__Data to process__:

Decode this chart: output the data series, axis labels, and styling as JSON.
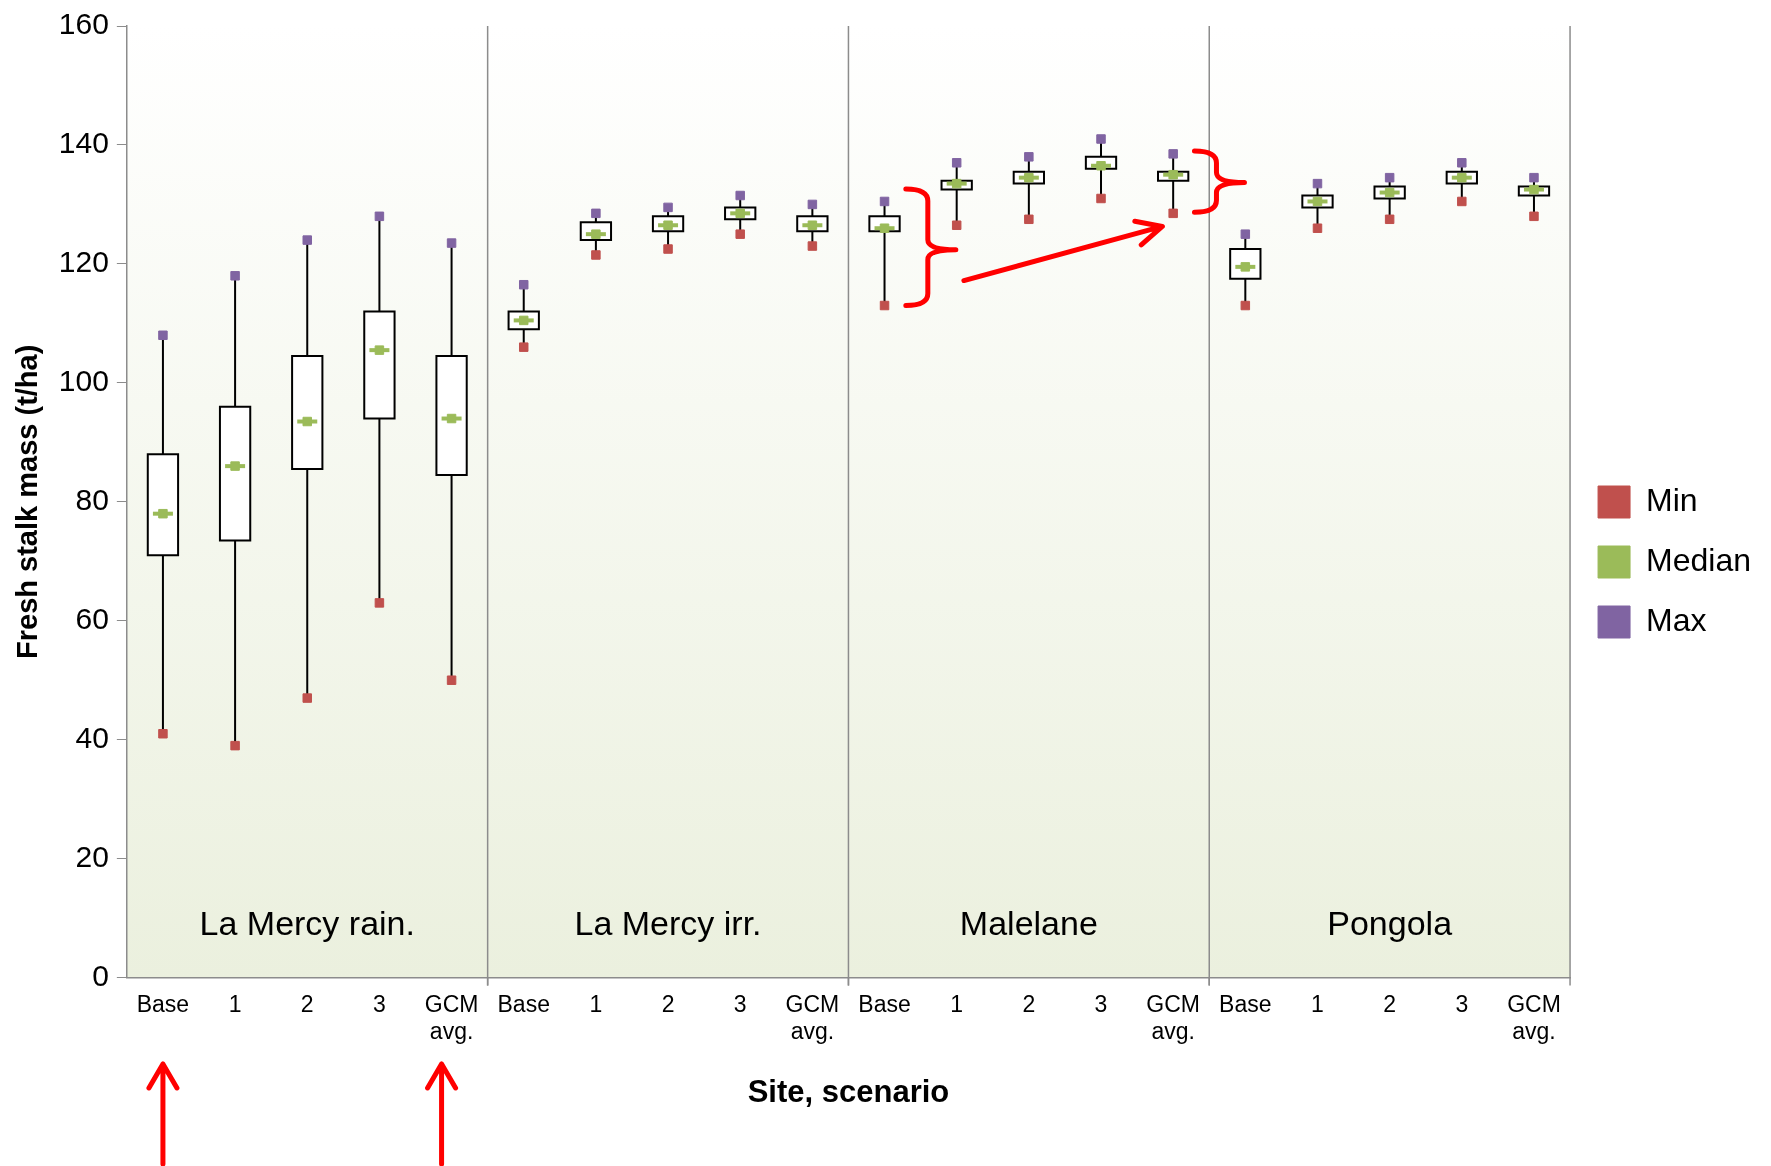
{
  "chart_data": {
    "type": "box",
    "xlabel": "Site, scenario",
    "ylabel": "Fresh stalk mass (t/ha)",
    "categories": [
      "Base",
      "1",
      "2",
      "3",
      "GCM avg.",
      "Base",
      "1",
      "2",
      "3",
      "GCM avg.",
      "Base",
      "1",
      "2",
      "3",
      "GCM avg.",
      "Base",
      "1",
      "2",
      "3",
      "GCM avg."
    ],
    "ylim": [
      0,
      160
    ],
    "yticks": [
      0,
      20,
      40,
      60,
      80,
      100,
      120,
      140,
      160
    ],
    "grid": false,
    "legend": "right",
    "marker": "square",
    "annotations": [
      "La Mercy rain.",
      "La Mercy irr.",
      "Malelane",
      "Pongola"
    ],
    "series": [
      {
        "type": "box",
        "color": "#ffffff",
        "boxes": [
          {
            "low": 41,
            "q1": 71,
            "median": 78,
            "q3": 88,
            "high": 108
          },
          {
            "low": 39,
            "q1": 73.5,
            "median": 86,
            "q3": 96,
            "high": 118
          },
          {
            "low": 47,
            "q1": 85.5,
            "median": 93.5,
            "q3": 104.5,
            "high": 124
          },
          {
            "low": 63,
            "q1": 94,
            "median": 105.5,
            "q3": 112,
            "high": 128
          },
          {
            "low": 50,
            "q1": 84.5,
            "median": 94,
            "q3": 104.5,
            "high": 123.5
          },
          {
            "low": 106,
            "q1": 109,
            "median": 110.5,
            "q3": 112,
            "high": 116.5
          },
          {
            "low": 121.5,
            "q1": 124,
            "median": 125,
            "q3": 127,
            "high": 128.5
          },
          {
            "low": 122.5,
            "q1": 125.5,
            "median": 126.5,
            "q3": 128,
            "high": 129.5
          },
          {
            "low": 125,
            "q1": 127.5,
            "median": 128.5,
            "q3": 129.5,
            "high": 131.5
          },
          {
            "low": 123,
            "q1": 125.5,
            "median": 126.5,
            "q3": 128,
            "high": 130
          },
          {
            "low": 113,
            "q1": 125.5,
            "median": 126,
            "q3": 128,
            "high": 130.5
          },
          {
            "low": 126.5,
            "q1": 132.5,
            "median": 133.5,
            "q3": 134,
            "high": 137
          },
          {
            "low": 127.5,
            "q1": 133.5,
            "median": 134.5,
            "q3": 135.5,
            "high": 138
          },
          {
            "low": 131,
            "q1": 136,
            "median": 136.5,
            "q3": 138,
            "high": 141
          },
          {
            "low": 128.5,
            "q1": 134,
            "median": 135,
            "q3": 135.5,
            "high": 138.5
          },
          {
            "low": 113,
            "q1": 117.5,
            "median": 119.5,
            "q3": 122.5,
            "high": 125
          },
          {
            "low": 126,
            "q1": 129.5,
            "median": 130.5,
            "q3": 131.5,
            "high": 133.5
          },
          {
            "low": 127.5,
            "q1": 131,
            "median": 132,
            "q3": 133,
            "high": 134.5
          },
          {
            "low": 130.5,
            "q1": 133.5,
            "median": 134.5,
            "q3": 135.5,
            "high": 137
          },
          {
            "low": 128,
            "q1": 131.5,
            "median": 132.5,
            "q3": 133,
            "high": 134.5
          }
        ]
      },
      {
        "name": "Min",
        "color": "#c0504d",
        "type": "scatter",
        "values": [
          41,
          39,
          47,
          63,
          50,
          106,
          121.5,
          122.5,
          125,
          123,
          113,
          126.5,
          127.5,
          131,
          128.5,
          113,
          126,
          127.5,
          130.5,
          128
        ]
      },
      {
        "name": "Median",
        "color": "#9bbb59",
        "type": "scatter",
        "values": [
          78,
          86,
          93.5,
          105.5,
          94,
          110.5,
          125,
          126.5,
          128.5,
          126.5,
          126,
          133.5,
          134.5,
          136.5,
          135,
          119.5,
          130.5,
          132,
          134.5,
          132.5
        ]
      },
      {
        "name": "Max",
        "color": "#8064a2",
        "type": "scatter",
        "values": [
          108,
          118,
          124,
          128,
          123.5,
          116.5,
          128.5,
          129.5,
          131.5,
          130,
          130.5,
          137,
          138,
          141,
          138.5,
          125,
          133.5,
          134.5,
          137,
          134.5
        ]
      }
    ]
  }
}
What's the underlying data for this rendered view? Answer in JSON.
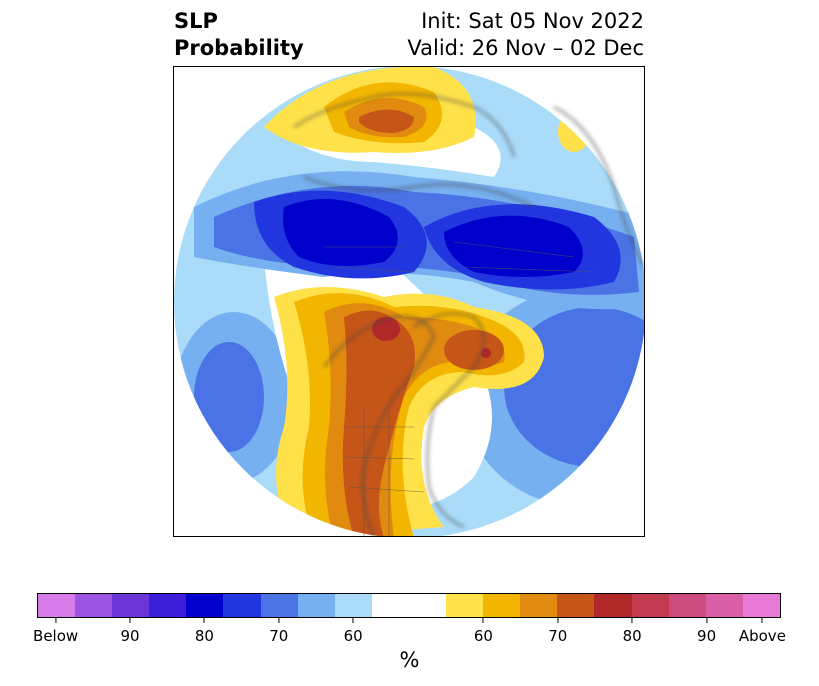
{
  "title": {
    "left_line1": "SLP",
    "left_line2": "Probability",
    "right_line1": "Init: Sat 05 Nov 2022",
    "right_line2": "Valid: 26 Nov – 02 Dec"
  },
  "map": {
    "projection": "polar stereographic",
    "region": "Northern Hemisphere"
  },
  "colorbar": {
    "unit_label": "%",
    "segments": [
      {
        "color": "#d67be8"
      },
      {
        "color": "#9a56e2"
      },
      {
        "color": "#6a36d8"
      },
      {
        "color": "#3c1ed8"
      },
      {
        "color": "#0000cd"
      },
      {
        "color": "#2236e0"
      },
      {
        "color": "#4a74e6"
      },
      {
        "color": "#76b0f0"
      },
      {
        "color": "#aadcfa"
      },
      {
        "color": "#ffffff",
        "wide": true
      },
      {
        "color": "#ffe14a"
      },
      {
        "color": "#f3b600"
      },
      {
        "color": "#e08a10"
      },
      {
        "color": "#c65518"
      },
      {
        "color": "#b12828"
      },
      {
        "color": "#c13a50"
      },
      {
        "color": "#cc4c80"
      },
      {
        "color": "#d85fa8"
      },
      {
        "color": "#e67ad6"
      }
    ],
    "tick_labels": [
      "Below",
      "90",
      "80",
      "70",
      "60",
      "60",
      "70",
      "80",
      "90",
      "Above"
    ]
  }
}
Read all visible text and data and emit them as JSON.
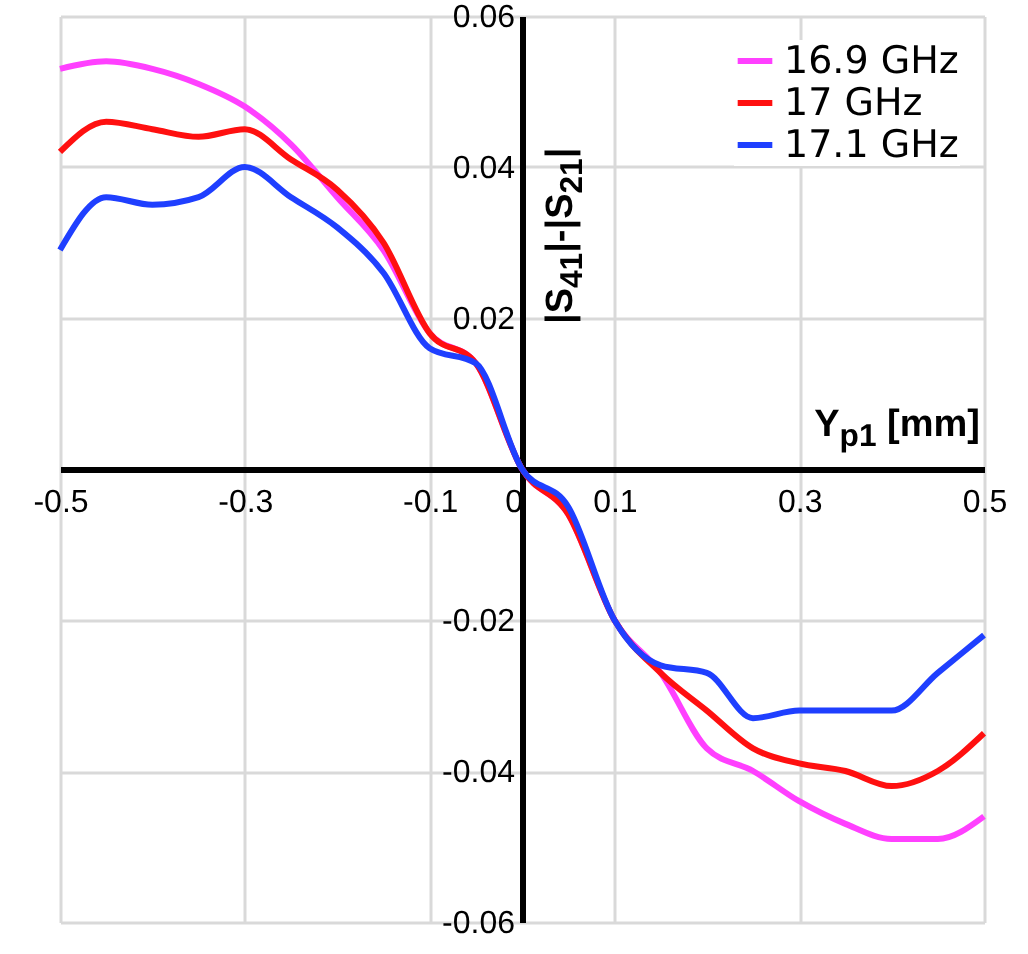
{
  "chart_data": {
    "type": "line",
    "xlabel": "Y$_{p1}$ [mm]",
    "ylabel": "|S$_{41}$|-|S$_{21}$|",
    "x": [
      -0.5,
      -0.45,
      -0.4,
      -0.35,
      -0.3,
      -0.25,
      -0.2,
      -0.15,
      -0.1,
      -0.05,
      0,
      0.05,
      0.1,
      0.15,
      0.2,
      0.25,
      0.3,
      0.35,
      0.4,
      0.45,
      0.5
    ],
    "series": [
      {
        "name": "16.9 GHz",
        "color": "#ff40ff",
        "values": [
          0.053,
          0.054,
          0.053,
          0.051,
          0.048,
          0.043,
          0.036,
          0.029,
          0.018,
          0.014,
          0,
          -0.006,
          -0.02,
          -0.027,
          -0.037,
          -0.04,
          -0.044,
          -0.047,
          -0.049,
          -0.049,
          -0.046
        ]
      },
      {
        "name": "17 GHz",
        "color": "#ff1010",
        "values": [
          0.042,
          0.046,
          0.045,
          0.044,
          0.045,
          0.041,
          0.037,
          0.03,
          0.018,
          0.014,
          0,
          -0.006,
          -0.02,
          -0.027,
          -0.032,
          -0.037,
          -0.039,
          -0.04,
          -0.042,
          -0.04,
          -0.035
        ]
      },
      {
        "name": "17.1 GHz",
        "color": "#1f3fff",
        "values": [
          0.029,
          0.036,
          0.035,
          0.036,
          0.04,
          0.036,
          0.032,
          0.026,
          0.016,
          0.014,
          0,
          -0.005,
          -0.02,
          -0.026,
          -0.027,
          -0.033,
          -0.032,
          -0.032,
          -0.032,
          -0.027,
          -0.022
        ]
      }
    ],
    "xlim": [
      -0.5,
      0.5
    ],
    "ylim": [
      -0.06,
      0.06
    ],
    "xticks": [
      -0.5,
      -0.3,
      -0.1,
      {
        "value": 0,
        "label": "0"
      },
      0.1,
      0.3,
      0.5
    ],
    "yticks": [
      -0.06,
      -0.04,
      -0.02,
      0.02,
      0.04,
      0.06
    ],
    "grid": true,
    "legend": "top right",
    "marker": "none",
    "line_style": "solid"
  }
}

__To be done__:
Make an exact copy of every entry above, minus the images.

__Answer__:
Decode this chart: output the data series, axis labels, and styling as JSON.
{
  "chart_data": {
    "type": "box",
    "xlabel": "Site, scenario",
    "ylabel": "Fresh stalk mass (t/ha)",
    "categories": [
      "Base",
      "1",
      "2",
      "3",
      "GCM avg.",
      "Base",
      "1",
      "2",
      "3",
      "GCM avg.",
      "Base",
      "1",
      "2",
      "3",
      "GCM avg.",
      "Base",
      "1",
      "2",
      "3",
      "GCM avg."
    ],
    "ylim": [
      0,
      160
    ],
    "yticks": [
      0,
      20,
      40,
      60,
      80,
      100,
      120,
      140,
      160
    ],
    "grid": false,
    "legend": "right",
    "marker": "square",
    "annotations": [
      "La Mercy rain.",
      "La Mercy irr.",
      "Malelane",
      "Pongola"
    ],
    "series": [
      {
        "type": "box",
        "color": "#ffffff",
        "boxes": [
          {
            "low": 41,
            "q1": 71,
            "median": 78,
            "q3": 88,
            "high": 108
          },
          {
            "low": 39,
            "q1": 73.5,
            "median": 86,
            "q3": 96,
            "high": 118
          },
          {
            "low": 47,
            "q1": 85.5,
            "median": 93.5,
            "q3": 104.5,
            "high": 124
          },
          {
            "low": 63,
            "q1": 94,
            "median": 105.5,
            "q3": 112,
            "high": 128
          },
          {
            "low": 50,
            "q1": 84.5,
            "median": 94,
            "q3": 104.5,
            "high": 123.5
          },
          {
            "low": 106,
            "q1": 109,
            "median": 110.5,
            "q3": 112,
            "high": 116.5
          },
          {
            "low": 121.5,
            "q1": 124,
            "median": 125,
            "q3": 127,
            "high": 128.5
          },
          {
            "low": 122.5,
            "q1": 125.5,
            "median": 126.5,
            "q3": 128,
            "high": 129.5
          },
          {
            "low": 125,
            "q1": 127.5,
            "median": 128.5,
            "q3": 129.5,
            "high": 131.5
          },
          {
            "low": 123,
            "q1": 125.5,
            "median": 126.5,
            "q3": 128,
            "high": 130
          },
          {
            "low": 113,
            "q1": 125.5,
            "median": 126,
            "q3": 128,
            "high": 130.5
          },
          {
            "low": 126.5,
            "q1": 132.5,
            "median": 133.5,
            "q3": 134,
            "high": 137
          },
          {
            "low": 127.5,
            "q1": 133.5,
            "median": 134.5,
            "q3": 135.5,
            "high": 138
          },
          {
            "low": 131,
            "q1": 136,
            "median": 136.5,
            "q3": 138,
            "high": 141
          },
          {
            "low": 128.5,
            "q1": 134,
            "median": 135,
            "q3": 135.5,
            "high": 138.5
          },
          {
            "low": 113,
            "q1": 117.5,
            "median": 119.5,
            "q3": 122.5,
            "high": 125
          },
          {
            "low": 126,
            "q1": 129.5,
            "median": 130.5,
            "q3": 131.5,
            "high": 133.5
          },
          {
            "low": 127.5,
            "q1": 131,
            "median": 132,
            "q3": 133,
            "high": 134.5
          },
          {
            "low": 130.5,
            "q1": 133.5,
            "median": 134.5,
            "q3": 135.5,
            "high": 137
          },
          {
            "low": 128,
            "q1": 131.5,
            "median": 132.5,
            "q3": 133,
            "high": 134.5
          }
        ]
      },
      {
        "name": "Min",
        "color": "#c0504d",
        "type": "scatter",
        "values": [
          41,
          39,
          47,
          63,
          50,
          106,
          121.5,
          122.5,
          125,
          123,
          113,
          126.5,
          127.5,
          131,
          128.5,
          113,
          126,
          127.5,
          130.5,
          128
        ]
      },
      {
        "name": "Median",
        "color": "#9bbb59",
        "type": "scatter",
        "values": [
          78,
          86,
          93.5,
          105.5,
          94,
          110.5,
          125,
          126.5,
          128.5,
          126.5,
          126,
          133.5,
          134.5,
          136.5,
          135,
          119.5,
          130.5,
          132,
          134.5,
          132.5
        ]
      },
      {
        "name": "Max",
        "color": "#8064a2",
        "type": "scatter",
        "values": [
          108,
          118,
          124,
          128,
          123.5,
          116.5,
          128.5,
          129.5,
          131.5,
          130,
          130.5,
          137,
          138,
          141,
          138.5,
          125,
          133.5,
          134.5,
          137,
          134.5
        ]
      }
    ]
  }
}
What's the underlying data for this rendered view? Answer in JSON.
{
  "title": {
    "left_line1": "SLP",
    "left_line2": "Probability",
    "right_line1": "Init: Sat 05 Nov 2022",
    "right_line2": "Valid: 26 Nov – 02 Dec"
  },
  "map": {
    "projection": "polar stereographic",
    "region": "Northern Hemisphere"
  },
  "colorbar": {
    "unit_label": "%",
    "segments": [
      {
        "color": "#d67be8"
      },
      {
        "color": "#9a56e2"
      },
      {
        "color": "#6a36d8"
      },
      {
        "color": "#3c1ed8"
      },
      {
        "color": "#0000cd"
      },
      {
        "color": "#2236e0"
      },
      {
        "color": "#4a74e6"
      },
      {
        "color": "#76b0f0"
      },
      {
        "color": "#aadcfa"
      },
      {
        "color": "#ffffff",
        "wide": true
      },
      {
        "color": "#ffe14a"
      },
      {
        "color": "#f3b600"
      },
      {
        "color": "#e08a10"
      },
      {
        "color": "#c65518"
      },
      {
        "color": "#b12828"
      },
      {
        "color": "#c13a50"
      },
      {
        "color": "#cc4c80"
      },
      {
        "color": "#d85fa8"
      },
      {
        "color": "#e67ad6"
      }
    ],
    "tick_labels": [
      "Below",
      "90",
      "80",
      "70",
      "60",
      "60",
      "70",
      "80",
      "90",
      "Above"
    ]
  }
}
Read all visible text and data and emit them as JSON.
{
  "chart_data": {
    "type": "line",
    "xlabel": "Y$_{p1}$ [mm]",
    "ylabel": "|S$_{41}$|-|S$_{21}$|",
    "x": [
      -0.5,
      -0.45,
      -0.4,
      -0.35,
      -0.3,
      -0.25,
      -0.2,
      -0.15,
      -0.1,
      -0.05,
      0,
      0.05,
      0.1,
      0.15,
      0.2,
      0.25,
      0.3,
      0.35,
      0.4,
      0.45,
      0.5
    ],
    "series": [
      {
        "name": "16.9 GHz",
        "color": "#ff40ff",
        "values": [
          0.053,
          0.054,
          0.053,
          0.051,
          0.048,
          0.043,
          0.036,
          0.029,
          0.018,
          0.014,
          0,
          -0.006,
          -0.02,
          -0.027,
          -0.037,
          -0.04,
          -0.044,
          -0.047,
          -0.049,
          -0.049,
          -0.046
        ]
      },
      {
        "name": "17 GHz",
        "color": "#ff1010",
        "values": [
          0.042,
          0.046,
          0.045,
          0.044,
          0.045,
          0.041,
          0.037,
          0.03,
          0.018,
          0.014,
          0,
          -0.006,
          -0.02,
          -0.027,
          -0.032,
          -0.037,
          -0.039,
          -0.04,
          -0.042,
          -0.04,
          -0.035
        ]
      },
      {
        "name": "17.1 GHz",
        "color": "#1f3fff",
        "values": [
          0.029,
          0.036,
          0.035,
          0.036,
          0.04,
          0.036,
          0.032,
          0.026,
          0.016,
          0.014,
          0,
          -0.005,
          -0.02,
          -0.026,
          -0.027,
          -0.033,
          -0.032,
          -0.032,
          -0.032,
          -0.027,
          -0.022
        ]
      }
    ],
    "xlim": [
      -0.5,
      0.5
    ],
    "ylim": [
      -0.06,
      0.06
    ],
    "xticks": [
      -0.5,
      -0.3,
      -0.1,
      {
        "value": 0,
        "label": "0"
      },
      0.1,
      0.3,
      0.5
    ],
    "yticks": [
      -0.06,
      -0.04,
      -0.02,
      0.02,
      0.04,
      0.06
    ],
    "grid": true,
    "legend": "top right",
    "marker": "none",
    "line_style": "solid"
  }
}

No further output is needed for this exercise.